## Stated goal
Render every entry verbatim.

## Provided material
# # # #

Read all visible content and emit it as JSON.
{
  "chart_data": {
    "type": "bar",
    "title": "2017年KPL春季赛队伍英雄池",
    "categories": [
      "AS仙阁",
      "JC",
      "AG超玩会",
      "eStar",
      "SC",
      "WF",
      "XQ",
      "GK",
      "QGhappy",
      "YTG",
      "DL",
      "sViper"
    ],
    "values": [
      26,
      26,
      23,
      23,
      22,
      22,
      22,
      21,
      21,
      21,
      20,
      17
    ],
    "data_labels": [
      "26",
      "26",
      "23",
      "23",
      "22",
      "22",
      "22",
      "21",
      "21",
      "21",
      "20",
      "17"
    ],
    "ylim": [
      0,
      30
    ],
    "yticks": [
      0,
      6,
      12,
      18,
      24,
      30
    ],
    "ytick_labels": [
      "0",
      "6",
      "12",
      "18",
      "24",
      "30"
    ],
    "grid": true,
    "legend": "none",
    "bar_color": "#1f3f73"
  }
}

# # # #

## Full output
Read all visible content and emit it as JSON.
{
  "chart_data": {
    "type": "bar",
    "title": "2017年KPL春季赛队伍英雄池",
    "categories": [
      "AS仙阁",
      "JC",
      "AG超玩会",
      "eStar",
      "SC",
      "WF",
      "XQ",
      "GK",
      "QGhappy",
      "YTG",
      "DL",
      "sViper"
    ],
    "values": [
      26,
      26,
      23,
      23,
      22,
      22,
      22,
      21,
      21,
      21,
      20,
      17
    ],
    "data_labels": [
      "26",
      "26",
      "23",
      "23",
      "22",
      "22",
      "22",
      "21",
      "21",
      "21",
      "20",
      "17"
    ],
    "ylim": [
      0,
      30
    ],
    "yticks": [
      0,
      6,
      12,
      18,
      24,
      30
    ],
    "ytick_labels": [
      "0",
      "6",
      "12",
      "18",
      "24",
      "30"
    ],
    "grid": true,
    "legend": "none",
    "bar_color": "#1f3f73"
  }
}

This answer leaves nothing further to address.